◆ **PROBLEM REQUIREMENTS**: Gather from the listing below each line that includes the word "Терновское", and copy it.

Saved entries
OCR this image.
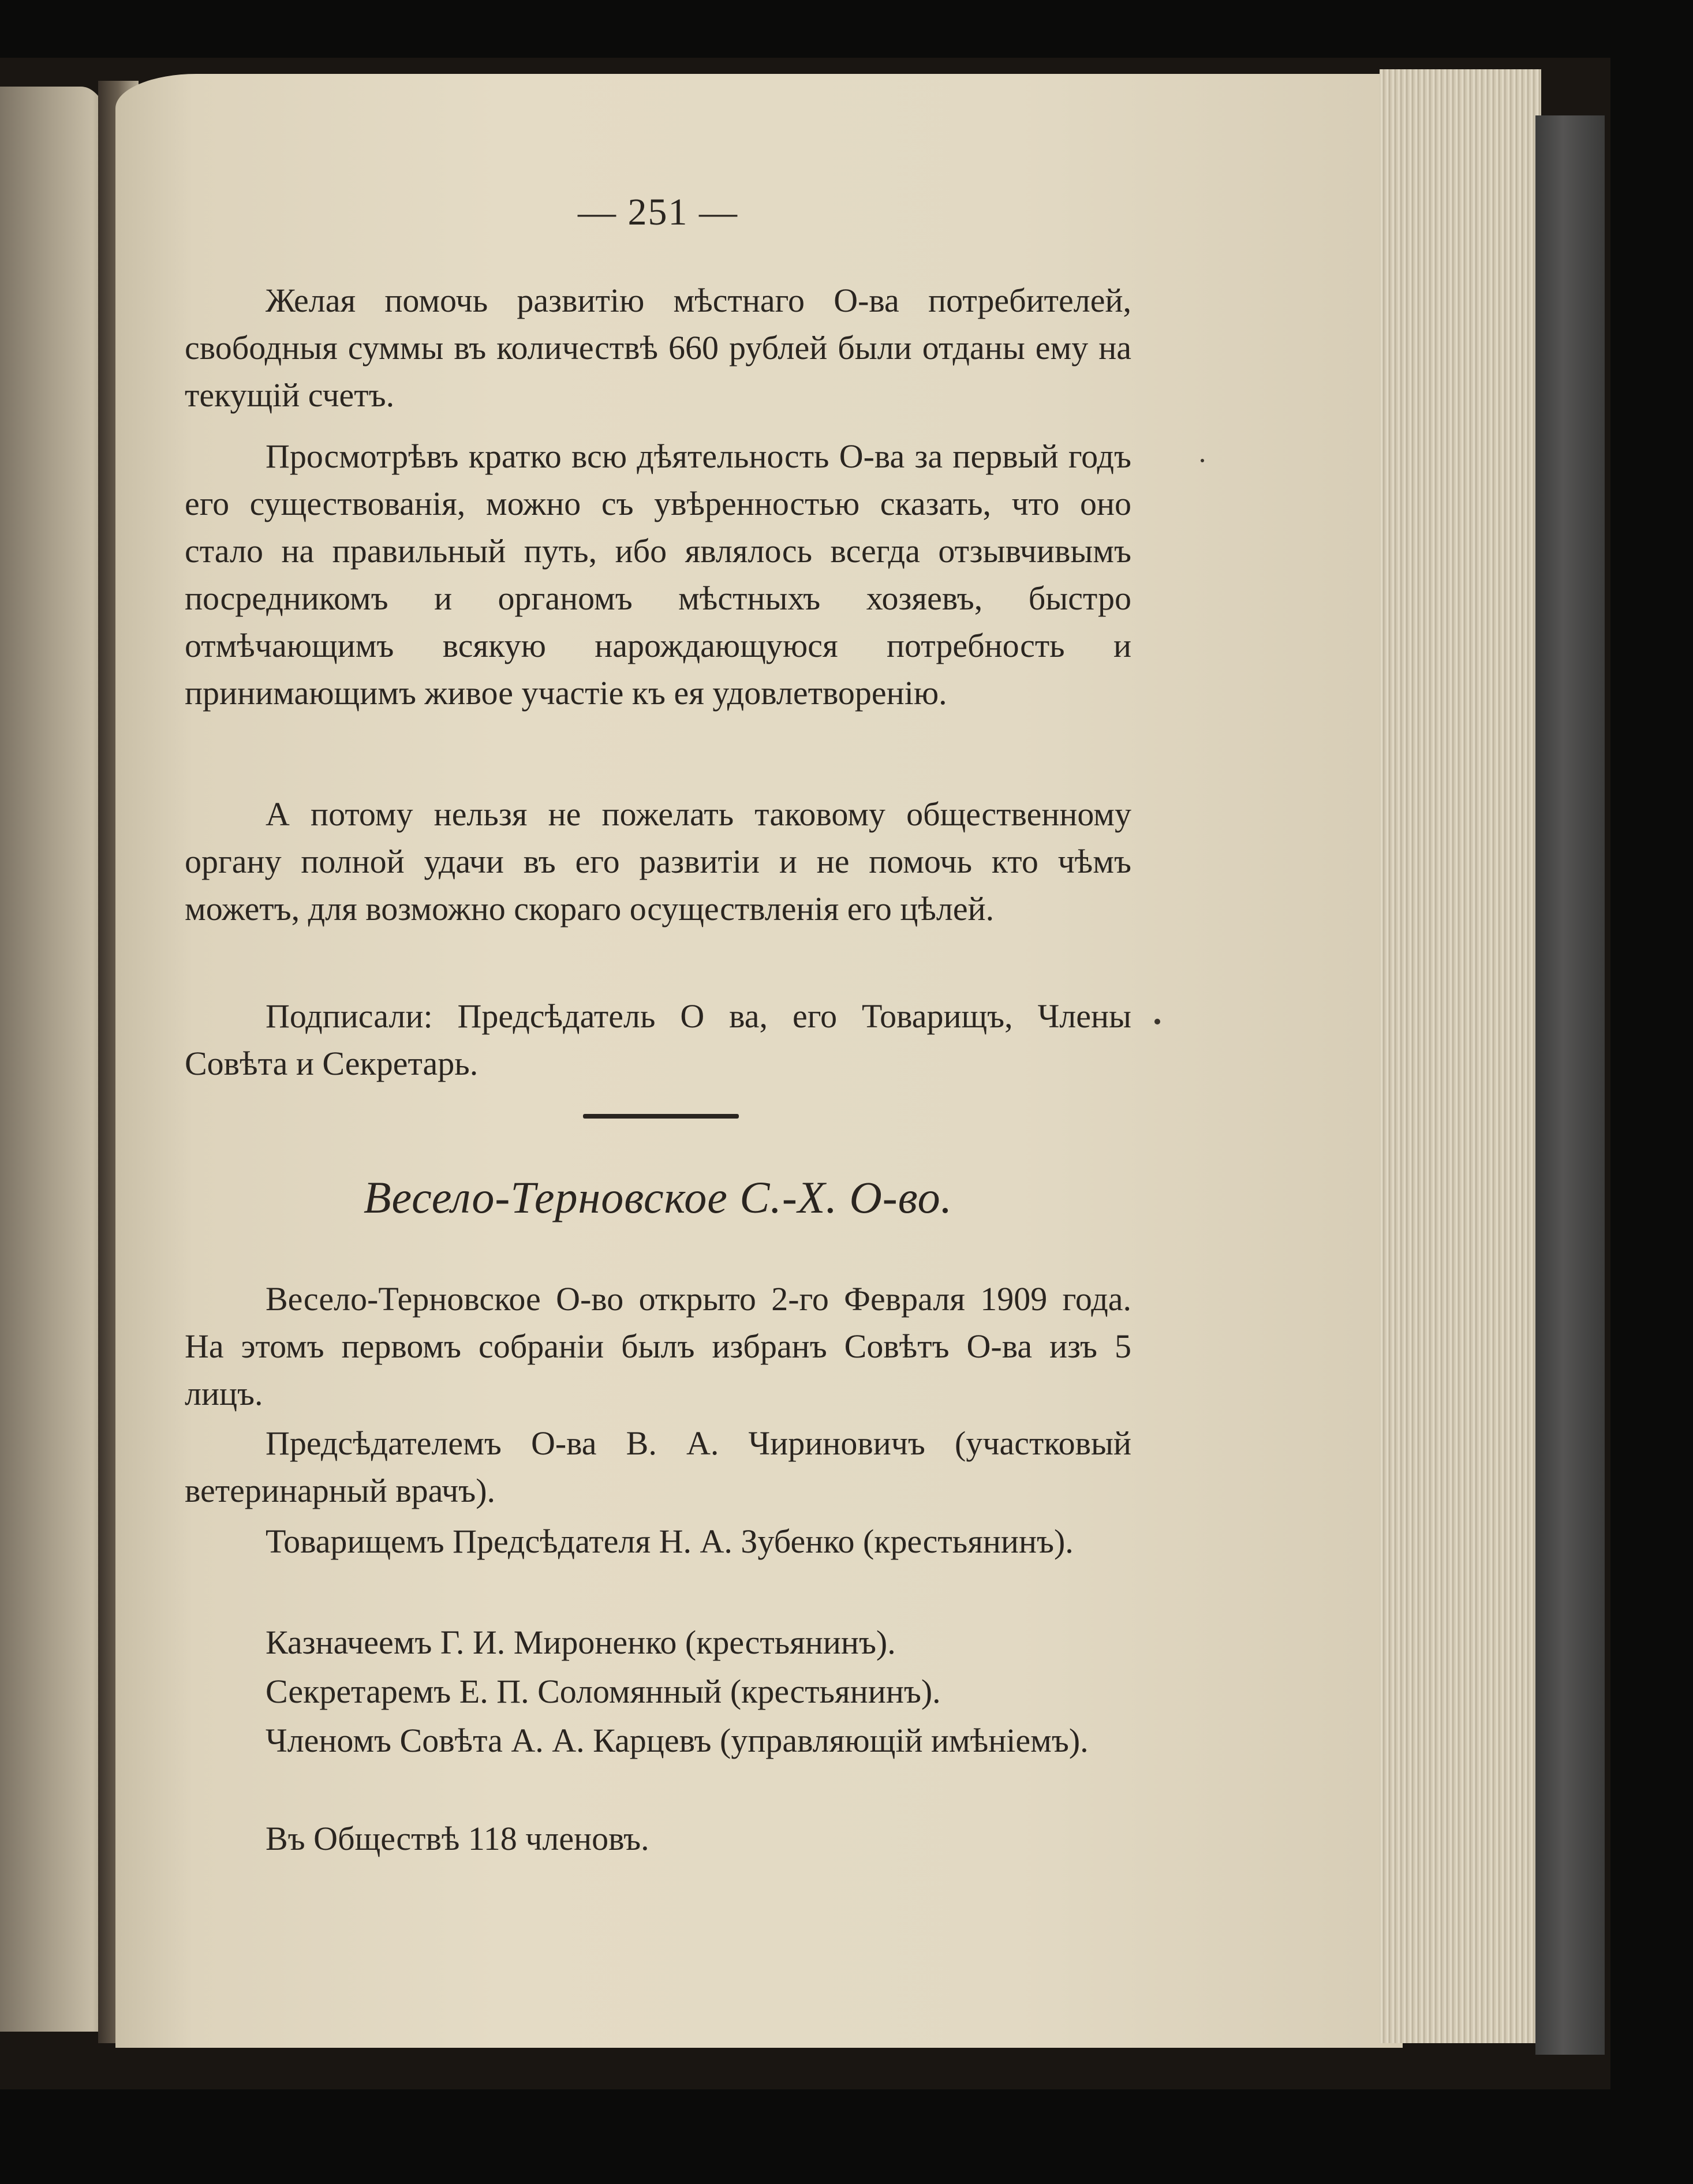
— 251 —

Желая помочь развитію мѣстнаго О-ва потребителей, свободныя суммы въ количествѣ 660 рублей были отданы ему на текущій счетъ.

Просмотрѣвъ кратко всю дѣятельность О-ва за первый годъ его существованія, можно съ увѣренностью сказать, что оно стало на правильный путь, ибо являлось всегда отзывчивымъ посредникомъ и органомъ мѣстныхъ хозяевъ, быстро отмѣчающимъ всякую нарождающуюся потребность и принимающимъ живое участіе къ ея удовлетворенію.

А потому нельзя не пожелать таковому общественному органу полной удачи въ его развитіи и не помочь кто чѣмъ можетъ, для возможно скораго осуществленія его цѣлей.

Подписали: Предсѣдатель О ва, его Товарищъ, Члены Совѣта и Секретарь.

Весело-Терновское С.-Х. О-во.

Весело-Терновское О-во открыто 2-го Февраля 1909 года. На этомъ первомъ собраніи былъ избранъ Совѣтъ О-ва изъ 5 лицъ.

Предсѣдателемъ О-ва В. А. Чириновичъ (участковый ветеринарный врачъ).

Товарищемъ Предсѣдателя Н. А. Зубенко (крестьянинъ).

Казначеемъ Г. И. Мироненко (крестьянинъ).

Секретаремъ Е. П. Соломянный (крестьянинъ).

Членомъ Совѣта А. А. Карцевъ (управляющій имѣніемъ).

Въ Обществѣ 118 членовъ.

◆ **SOLUTION FOR THIS EXERCISE**:
Весело-Терновское С.-Х. О-во.
Весело-Терновское О-во открыто 2-го Февраля 1909 года. На этомъ первомъ собраніи былъ избранъ Совѣтъ О-ва изъ 5 лицъ.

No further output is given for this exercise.